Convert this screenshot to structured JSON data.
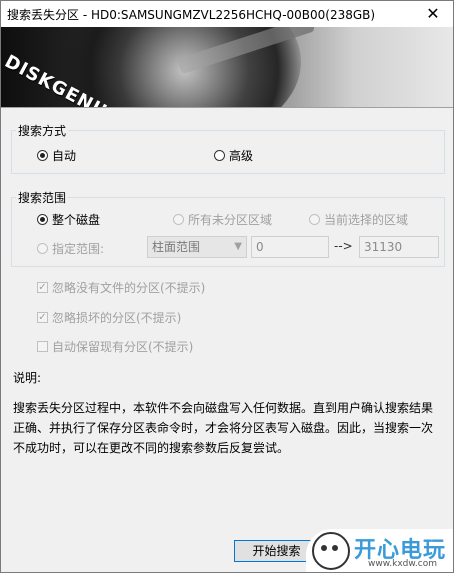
{
  "window": {
    "title": "搜索丢失分区 - HD0:SAMSUNGMZVL2256HCHQ-00B00(238GB)",
    "close_glyph": "✕"
  },
  "banner": {
    "logo_text": "DISKGENIUS"
  },
  "search_mode": {
    "legend": "搜索方式",
    "options": [
      {
        "label": "自动",
        "selected": true
      },
      {
        "label": "高级",
        "selected": false
      }
    ]
  },
  "search_range": {
    "legend": "搜索范围",
    "options": [
      {
        "label": "整个磁盘",
        "selected": true,
        "enabled": true
      },
      {
        "label": "所有未分区区域",
        "selected": false,
        "enabled": false
      },
      {
        "label": "当前选择的区域",
        "selected": false,
        "enabled": false
      },
      {
        "label": "指定范围:",
        "selected": false,
        "enabled": false
      }
    ],
    "unit_select": "柱面范围",
    "from_value": "0",
    "arrow": "-->",
    "to_value": "31130"
  },
  "options": [
    {
      "label": "忽略没有文件的分区(不提示)",
      "checked": true,
      "enabled": false
    },
    {
      "label": "忽略损坏的分区(不提示)",
      "checked": true,
      "enabled": false
    },
    {
      "label": "自动保留现有分区(不提示)",
      "checked": false,
      "enabled": false
    }
  ],
  "notes": {
    "title": "说明:",
    "text": "搜索丢失分区过程中，本软件不会向磁盘写入任何数据。直到用户确认搜索结果正确、并执行了保存分区表命令时，才会将分区表写入磁盘。因此，当搜索一次不成功时，可以在更改不同的搜索参数后反复尝试。"
  },
  "buttons": {
    "start": "开始搜索"
  },
  "watermark": {
    "text": "开心电玩",
    "url": "www.kxdw.com"
  }
}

--------------------------------------------------

WHAT YOU SHOULD DO:
Images should not appear in the copy; retype the listing above exactly.

SOLVED EXERCISE:
Convert this screenshot to structured JSON data.
{
  "window": {
    "title": "搜索丢失分区 - HD0:SAMSUNGMZVL2256HCHQ-00B00(238GB)",
    "close_glyph": "✕"
  },
  "banner": {
    "logo_text": "DISKGENIUS"
  },
  "search_mode": {
    "legend": "搜索方式",
    "options": [
      {
        "label": "自动",
        "selected": true
      },
      {
        "label": "高级",
        "selected": false
      }
    ]
  },
  "search_range": {
    "legend": "搜索范围",
    "options": [
      {
        "label": "整个磁盘",
        "selected": true,
        "enabled": true
      },
      {
        "label": "所有未分区区域",
        "selected": false,
        "enabled": false
      },
      {
        "label": "当前选择的区域",
        "selected": false,
        "enabled": false
      },
      {
        "label": "指定范围:",
        "selected": false,
        "enabled": false
      }
    ],
    "unit_select": "柱面范围",
    "from_value": "0",
    "arrow": "-->",
    "to_value": "31130"
  },
  "options": [
    {
      "label": "忽略没有文件的分区(不提示)",
      "checked": true,
      "enabled": false
    },
    {
      "label": "忽略损坏的分区(不提示)",
      "checked": true,
      "enabled": false
    },
    {
      "label": "自动保留现有分区(不提示)",
      "checked": false,
      "enabled": false
    }
  ],
  "notes": {
    "title": "说明:",
    "text": "搜索丢失分区过程中，本软件不会向磁盘写入任何数据。直到用户确认搜索结果正确、并执行了保存分区表命令时，才会将分区表写入磁盘。因此，当搜索一次不成功时，可以在更改不同的搜索参数后反复尝试。"
  },
  "buttons": {
    "start": "开始搜索"
  },
  "watermark": {
    "text": "开心电玩",
    "url": "www.kxdw.com"
  }
}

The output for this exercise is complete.